[WORK REQUIRED] Below is a listing to write out in full, exactly as given, without its pictures.

[DATA TO USE]
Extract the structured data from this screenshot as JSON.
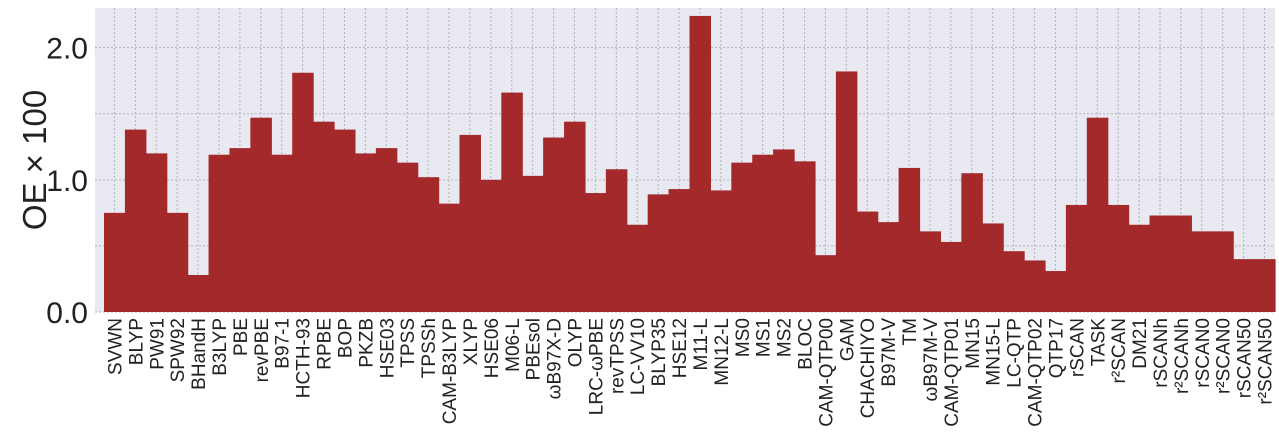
{
  "chart_data": {
    "type": "bar",
    "ylabel": "OE × 100",
    "ylim": [
      0,
      2.3
    ],
    "yticks": [
      "0.0",
      "1.0",
      "2.0"
    ],
    "ytick_values": [
      0,
      1,
      2
    ],
    "grid": true,
    "colors": {
      "bar": "#a3292b",
      "plot_bg": "#e9e9f1",
      "grid": "#b0b0b8"
    },
    "categories": [
      "SVWN",
      "BLYP",
      "PW91",
      "SPW92",
      "BHandH",
      "B3LYP",
      "PBE",
      "revPBE",
      "B97-1",
      "HCTH-93",
      "RPBE",
      "BOP",
      "PKZB",
      "HSE03",
      "TPSS",
      "TPSSh",
      "CAM-B3LYP",
      "XLYP",
      "HSE06",
      "M06-L",
      "PBEsol",
      "ωB97X-D",
      "OLYP",
      "LRC-ωPBE",
      "revTPSS",
      "LC-VV10",
      "BLYP35",
      "HSE12",
      "M11-L",
      "MN12-L",
      "MS0",
      "MS1",
      "MS2",
      "BLOC",
      "CAM-QTP00",
      "GAM",
      "CHACHIYO",
      "B97M-V",
      "TM",
      "ωB97M-V",
      "CAM-QTP01",
      "MN15",
      "MN15-L",
      "LC-QTP",
      "CAM-QTP02",
      "QTP17",
      "rSCAN",
      "TASK",
      "r²SCAN",
      "DM21",
      "rSCANh",
      "r²SCANh",
      "rSCAN0",
      "r²SCAN0",
      "rSCAN50",
      "r²SCAN50"
    ],
    "values": [
      0.75,
      1.38,
      1.2,
      0.75,
      0.28,
      1.19,
      1.24,
      1.47,
      1.19,
      1.81,
      1.44,
      1.38,
      1.2,
      1.24,
      1.13,
      1.02,
      0.82,
      1.34,
      1.0,
      1.66,
      1.03,
      1.32,
      1.44,
      0.9,
      1.08,
      0.66,
      0.89,
      0.93,
      2.24,
      0.92,
      1.13,
      1.19,
      1.23,
      1.14,
      0.43,
      1.82,
      0.76,
      0.68,
      1.09,
      0.61,
      0.53,
      1.05,
      0.67,
      0.46,
      0.39,
      0.31,
      0.81,
      1.47,
      0.81,
      0.66,
      0.73,
      0.73,
      0.61,
      0.61,
      0.4,
      0.4
    ]
  }
}
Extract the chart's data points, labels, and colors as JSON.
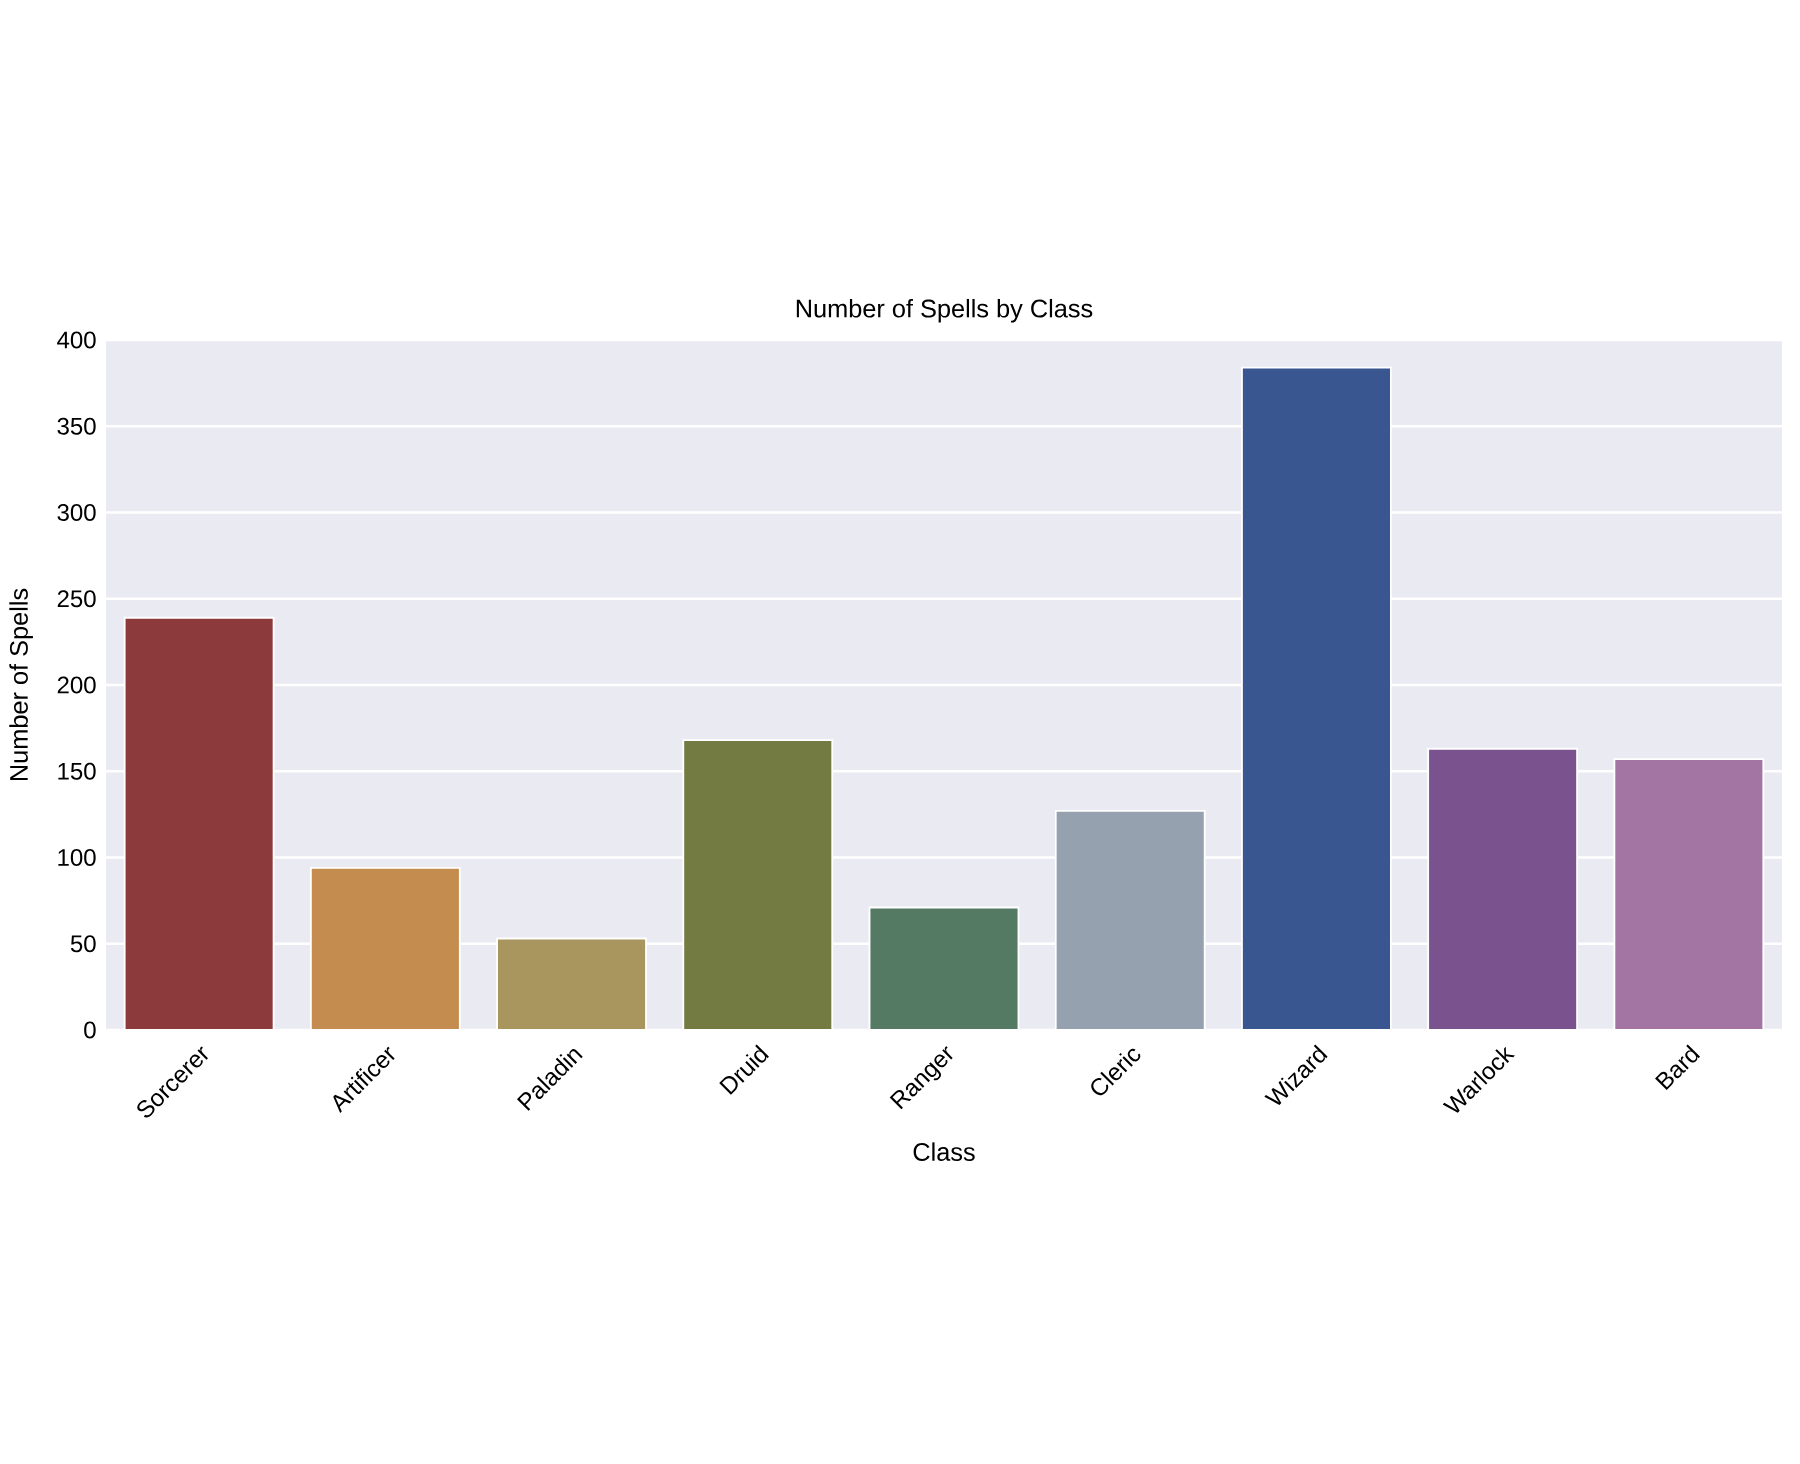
{
  "chart_data": {
    "type": "bar",
    "title": "Number of Spells by Class",
    "xlabel": "Class",
    "ylabel": "Number of Spells",
    "categories": [
      "Sorcerer",
      "Artificer",
      "Paladin",
      "Druid",
      "Ranger",
      "Cleric",
      "Wizard",
      "Warlock",
      "Bard"
    ],
    "values": [
      239,
      94,
      53,
      168,
      71,
      127,
      384,
      163,
      157
    ],
    "colors": [
      "#8c3a3c",
      "#c48c4e",
      "#a9965e",
      "#747b42",
      "#547a63",
      "#95a1ae",
      "#3a5690",
      "#7a528e",
      "#a375a3"
    ],
    "ylim": [
      0,
      400
    ],
    "yticks": [
      0,
      50,
      100,
      150,
      200,
      250,
      300,
      350,
      400
    ],
    "grid": "y"
  }
}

[RESPONSE BELOW]
Extract the structured data from this screenshot as JSON.
{
  "chart_data": {
    "type": "bar",
    "ylabel": "OE × 100",
    "ylim": [
      0,
      2.3
    ],
    "yticks": [
      "0.0",
      "1.0",
      "2.0"
    ],
    "ytick_values": [
      0,
      1,
      2
    ],
    "grid": true,
    "colors": {
      "bar": "#a3292b",
      "plot_bg": "#e9e9f1",
      "grid": "#b0b0b8"
    },
    "categories": [
      "SVWN",
      "BLYP",
      "PW91",
      "SPW92",
      "BHandH",
      "B3LYP",
      "PBE",
      "revPBE",
      "B97-1",
      "HCTH-93",
      "RPBE",
      "BOP",
      "PKZB",
      "HSE03",
      "TPSS",
      "TPSSh",
      "CAM-B3LYP",
      "XLYP",
      "HSE06",
      "M06-L",
      "PBEsol",
      "ωB97X-D",
      "OLYP",
      "LRC-ωPBE",
      "revTPSS",
      "LC-VV10",
      "BLYP35",
      "HSE12",
      "M11-L",
      "MN12-L",
      "MS0",
      "MS1",
      "MS2",
      "BLOC",
      "CAM-QTP00",
      "GAM",
      "CHACHIYO",
      "B97M-V",
      "TM",
      "ωB97M-V",
      "CAM-QTP01",
      "MN15",
      "MN15-L",
      "LC-QTP",
      "CAM-QTP02",
      "QTP17",
      "rSCAN",
      "TASK",
      "r²SCAN",
      "DM21",
      "rSCANh",
      "r²SCANh",
      "rSCAN0",
      "r²SCAN0",
      "rSCAN50",
      "r²SCAN50"
    ],
    "values": [
      0.75,
      1.38,
      1.2,
      0.75,
      0.28,
      1.19,
      1.24,
      1.47,
      1.19,
      1.81,
      1.44,
      1.38,
      1.2,
      1.24,
      1.13,
      1.02,
      0.82,
      1.34,
      1.0,
      1.66,
      1.03,
      1.32,
      1.44,
      0.9,
      1.08,
      0.66,
      0.89,
      0.93,
      2.24,
      0.92,
      1.13,
      1.19,
      1.23,
      1.14,
      0.43,
      1.82,
      0.76,
      0.68,
      1.09,
      0.61,
      0.53,
      1.05,
      0.67,
      0.46,
      0.39,
      0.31,
      0.81,
      1.47,
      0.81,
      0.66,
      0.73,
      0.73,
      0.61,
      0.61,
      0.4,
      0.4
    ]
  }
}
Extract the chart's data points, labels, and colors as JSON.
{
  "chart_data": {
    "type": "bar",
    "title": "Number of Spells by Class",
    "xlabel": "Class",
    "ylabel": "Number of Spells",
    "categories": [
      "Sorcerer",
      "Artificer",
      "Paladin",
      "Druid",
      "Ranger",
      "Cleric",
      "Wizard",
      "Warlock",
      "Bard"
    ],
    "values": [
      239,
      94,
      53,
      168,
      71,
      127,
      384,
      163,
      157
    ],
    "colors": [
      "#8c3a3c",
      "#c48c4e",
      "#a9965e",
      "#747b42",
      "#547a63",
      "#95a1ae",
      "#3a5690",
      "#7a528e",
      "#a375a3"
    ],
    "ylim": [
      0,
      400
    ],
    "yticks": [
      0,
      50,
      100,
      150,
      200,
      250,
      300,
      350,
      400
    ],
    "grid": "y"
  }
}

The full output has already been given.